+++ EXERCISE DATA

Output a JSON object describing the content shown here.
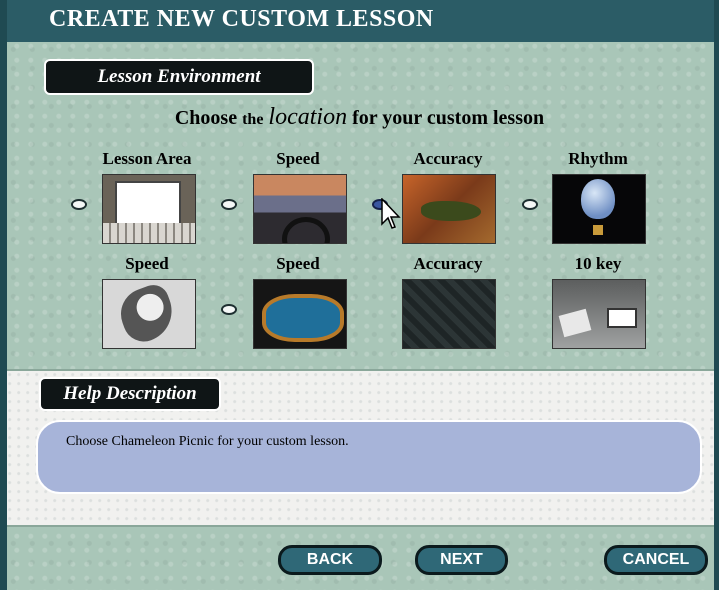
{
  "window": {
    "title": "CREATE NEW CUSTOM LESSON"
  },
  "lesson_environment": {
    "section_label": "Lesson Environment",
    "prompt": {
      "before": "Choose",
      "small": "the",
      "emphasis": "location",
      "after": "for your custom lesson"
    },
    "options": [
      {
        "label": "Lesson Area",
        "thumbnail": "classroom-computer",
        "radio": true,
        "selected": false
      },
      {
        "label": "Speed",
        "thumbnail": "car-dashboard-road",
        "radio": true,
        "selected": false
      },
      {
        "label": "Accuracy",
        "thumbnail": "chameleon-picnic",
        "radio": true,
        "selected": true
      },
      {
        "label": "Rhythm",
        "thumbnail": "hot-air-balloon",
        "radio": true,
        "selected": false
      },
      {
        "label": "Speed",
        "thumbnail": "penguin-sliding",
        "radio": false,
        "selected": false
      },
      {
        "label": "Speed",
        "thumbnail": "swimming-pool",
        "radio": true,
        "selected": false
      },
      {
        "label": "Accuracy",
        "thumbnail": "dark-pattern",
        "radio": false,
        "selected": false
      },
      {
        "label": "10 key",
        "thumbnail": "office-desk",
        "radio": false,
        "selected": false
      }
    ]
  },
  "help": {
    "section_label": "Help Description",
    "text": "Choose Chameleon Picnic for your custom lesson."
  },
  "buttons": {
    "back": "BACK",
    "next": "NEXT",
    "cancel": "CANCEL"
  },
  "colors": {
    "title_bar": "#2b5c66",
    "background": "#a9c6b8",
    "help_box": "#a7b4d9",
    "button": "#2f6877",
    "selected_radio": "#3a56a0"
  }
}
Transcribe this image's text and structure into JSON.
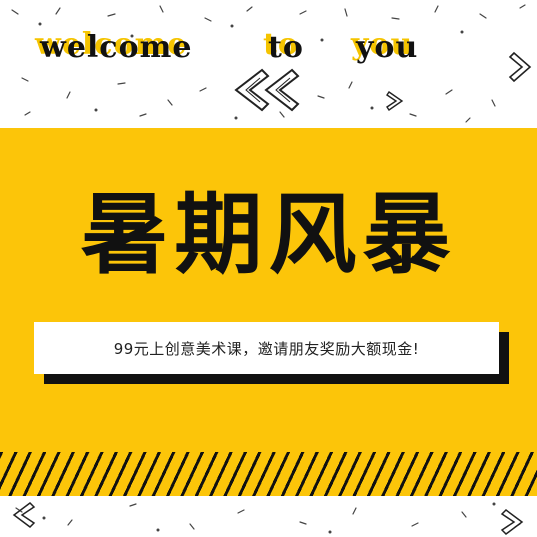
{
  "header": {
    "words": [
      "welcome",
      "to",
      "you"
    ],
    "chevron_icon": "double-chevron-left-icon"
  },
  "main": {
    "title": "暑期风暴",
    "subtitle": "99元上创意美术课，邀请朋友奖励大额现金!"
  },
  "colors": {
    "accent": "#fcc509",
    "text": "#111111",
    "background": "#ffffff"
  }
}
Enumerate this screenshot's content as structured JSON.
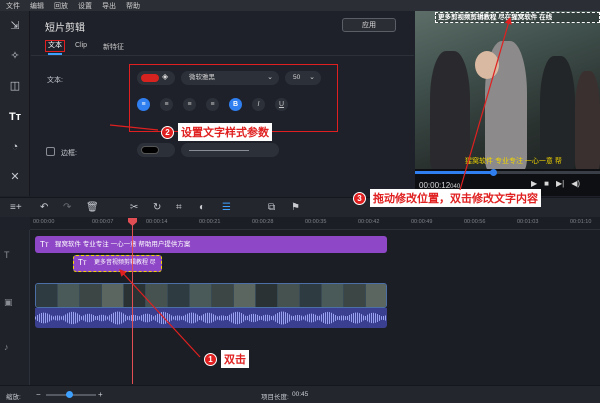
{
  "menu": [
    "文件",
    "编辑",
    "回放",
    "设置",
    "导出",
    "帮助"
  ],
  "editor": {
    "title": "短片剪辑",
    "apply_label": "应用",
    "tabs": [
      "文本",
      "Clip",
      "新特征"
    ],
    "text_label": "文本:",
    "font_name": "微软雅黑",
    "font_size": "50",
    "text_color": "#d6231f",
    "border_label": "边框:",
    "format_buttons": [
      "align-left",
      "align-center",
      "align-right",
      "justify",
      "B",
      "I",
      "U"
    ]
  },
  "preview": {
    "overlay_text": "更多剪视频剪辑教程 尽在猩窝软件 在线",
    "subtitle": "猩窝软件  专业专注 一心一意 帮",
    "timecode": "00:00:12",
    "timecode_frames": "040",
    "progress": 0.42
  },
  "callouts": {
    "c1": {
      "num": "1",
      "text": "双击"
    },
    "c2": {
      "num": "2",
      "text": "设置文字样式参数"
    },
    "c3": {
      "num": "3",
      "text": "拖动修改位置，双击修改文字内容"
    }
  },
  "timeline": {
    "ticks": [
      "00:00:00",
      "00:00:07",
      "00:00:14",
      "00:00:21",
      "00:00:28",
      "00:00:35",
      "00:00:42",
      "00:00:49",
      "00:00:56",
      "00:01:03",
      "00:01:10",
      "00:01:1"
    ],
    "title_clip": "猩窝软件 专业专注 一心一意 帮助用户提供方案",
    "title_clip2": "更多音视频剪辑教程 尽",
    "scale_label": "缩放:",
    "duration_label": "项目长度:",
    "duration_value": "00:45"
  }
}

++++++

# TASK STATEMENT
Repeat the material above verbatim. Leave the pictures behind.

# RESPONSE TO THIS TASK
Output a JSON object describing the content shown here.
{
  "window": {
    "title": "CREATE NEW CUSTOM LESSON"
  },
  "lesson_environment": {
    "section_label": "Lesson Environment",
    "prompt": {
      "before": "Choose",
      "small": "the",
      "emphasis": "location",
      "after": "for your custom lesson"
    },
    "options": [
      {
        "label": "Lesson Area",
        "thumbnail": "classroom-computer",
        "radio": true,
        "selected": false
      },
      {
        "label": "Speed",
        "thumbnail": "car-dashboard-road",
        "radio": true,
        "selected": false
      },
      {
        "label": "Accuracy",
        "thumbnail": "chameleon-picnic",
        "radio": true,
        "selected": true
      },
      {
        "label": "Rhythm",
        "thumbnail": "hot-air-balloon",
        "radio": true,
        "selected": false
      },
      {
        "label": "Speed",
        "thumbnail": "penguin-sliding",
        "radio": false,
        "selected": false
      },
      {
        "label": "Speed",
        "thumbnail": "swimming-pool",
        "radio": true,
        "selected": false
      },
      {
        "label": "Accuracy",
        "thumbnail": "dark-pattern",
        "radio": false,
        "selected": false
      },
      {
        "label": "10 key",
        "thumbnail": "office-desk",
        "radio": false,
        "selected": false
      }
    ]
  },
  "help": {
    "section_label": "Help Description",
    "text": "Choose Chameleon Picnic for your custom lesson."
  },
  "buttons": {
    "back": "BACK",
    "next": "NEXT",
    "cancel": "CANCEL"
  },
  "colors": {
    "title_bar": "#2b5c66",
    "background": "#a9c6b8",
    "help_box": "#a7b4d9",
    "button": "#2f6877",
    "selected_radio": "#3a56a0"
  }
}
Transcribe this image's text and structure into JSON.
{
  "header": {
    "words": [
      "welcome",
      "to",
      "you"
    ],
    "chevron_icon": "double-chevron-left-icon"
  },
  "main": {
    "title": "暑期风暴",
    "subtitle": "99元上创意美术课，邀请朋友奖励大额现金!"
  },
  "colors": {
    "accent": "#fcc509",
    "text": "#111111",
    "background": "#ffffff"
  }
}
Enumerate this screenshot's content as structured JSON.
{
  "menu": [
    "文件",
    "编辑",
    "回放",
    "设置",
    "导出",
    "帮助"
  ],
  "editor": {
    "title": "短片剪辑",
    "apply_label": "应用",
    "tabs": [
      "文本",
      "Clip",
      "新特征"
    ],
    "text_label": "文本:",
    "font_name": "微软雅黑",
    "font_size": "50",
    "text_color": "#d6231f",
    "border_label": "边框:",
    "format_buttons": [
      "align-left",
      "align-center",
      "align-right",
      "justify",
      "B",
      "I",
      "U"
    ]
  },
  "preview": {
    "overlay_text": "更多剪视频剪辑教程 尽在猩窝软件 在线",
    "subtitle": "猩窝软件  专业专注 一心一意 帮",
    "timecode": "00:00:12",
    "timecode_frames": "040",
    "progress": 0.42
  },
  "callouts": {
    "c1": {
      "num": "1",
      "text": "双击"
    },
    "c2": {
      "num": "2",
      "text": "设置文字样式参数"
    },
    "c3": {
      "num": "3",
      "text": "拖动修改位置，双击修改文字内容"
    }
  },
  "timeline": {
    "ticks": [
      "00:00:00",
      "00:00:07",
      "00:00:14",
      "00:00:21",
      "00:00:28",
      "00:00:35",
      "00:00:42",
      "00:00:49",
      "00:00:56",
      "00:01:03",
      "00:01:10",
      "00:01:1"
    ],
    "title_clip": "猩窝软件 专业专注 一心一意 帮助用户提供方案",
    "title_clip2": "更多音视频剪辑教程 尽",
    "scale_label": "缩放:",
    "duration_label": "项目长度:",
    "duration_value": "00:45"
  }
}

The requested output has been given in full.